- _Given exercise_: Retype the whole listing verbatim and keep the pictures out of it.

-- Data entries start --

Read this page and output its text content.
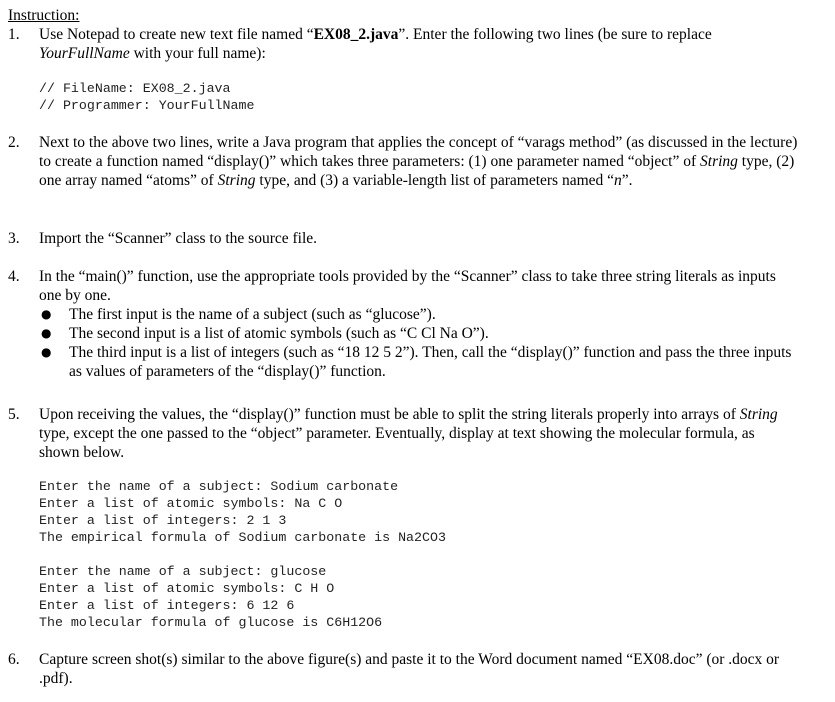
Instruction:
1. Use Notepad to create new text file named “EX08_2.java”. Enter the following two lines (be sure to replace YourFullName with your full name):
// FileName: EX08_2.java
// Programmer: YourFullName
2. Next to the above two lines, write a Java program that applies the concept of “varags method” (as discussed in the lecture) to create a function named “display()” which takes three parameters: (1) one parameter named “object” of String type, (2) one array named “atoms” of String type, and (3) a variable-length list of parameters named “n”.
3. Import the “Scanner” class to the source file.
4. In the “main()” function, use the appropriate tools provided by the “Scanner” class to take three string literals as inputs one by one.
● The first input is the name of a subject (such as “glucose”).
● The second input is a list of atomic symbols (such as “C Cl Na O”).
● The third input is a list of integers (such as “18 12 5 2”). Then, call the “display()” function and pass the three inputs as values of parameters of the “display()” function.
5. Upon receiving the values, the “display()” function must be able to split the string literals properly into arrays of String type, except the one passed to the “object” parameter. Eventually, display at text showing the molecular formula, as shown below.
Enter the name of a subject: Sodium carbonate
Enter a list of atomic symbols: Na C O
Enter a list of integers: 2 1 3
The empirical formula of Sodium carbonate is Na2CO3
Enter the name of a subject: glucose
Enter a list of atomic symbols: C H O
Enter a list of integers: 6 12 6
The molecular formula of glucose is C6H12O6
6. Capture screen shot(s) similar to the above figure(s) and paste it to the Word document named “EX08.doc” (or .docx or .pdf).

-- Data entries end --

- _Answer_:
Read this page and output its text content.
Instruction:
1. Use Notepad to create new text file named “EX08_2.java”. Enter the following two lines (be sure to replace YourFullName with your full name):
// FileName: EX08_2.java
// Programmer: YourFullName
2. Next to the above two lines, write a Java program that applies the concept of “varags method” (as discussed in the lecture) to create a function named “display()” which takes three parameters: (1) one parameter named “object” of String type, (2) one array named “atoms” of String type, and (3) a variable-length list of parameters named “n”.
3. Import the “Scanner” class to the source file.
4. In the “main()” function, use the appropriate tools provided by the “Scanner” class to take three string literals as inputs one by one.
● The first input is the name of a subject (such as “glucose”).
● The second input is a list of atomic symbols (such as “C Cl Na O”).
● The third input is a list of integers (such as “18 12 5 2”). Then, call the “display()” function and pass the three inputs as values of parameters of the “display()” function.
5. Upon receiving the values, the “display()” function must be able to split the string literals properly into arrays of String type, except the one passed to the “object” parameter. Eventually, display at text showing the molecular formula, as shown below.
Enter the name of a subject: Sodium carbonate
Enter a list of atomic symbols: Na C O
Enter a list of integers: 2 1 3
The empirical formula of Sodium carbonate is Na2CO3
Enter the name of a subject: glucose
Enter a list of atomic symbols: C H O
Enter a list of integers: 6 12 6
The molecular formula of glucose is C6H12O6
6. Capture screen shot(s) similar to the above figure(s) and paste it to the Word document named “EX08.doc” (or .docx or .pdf).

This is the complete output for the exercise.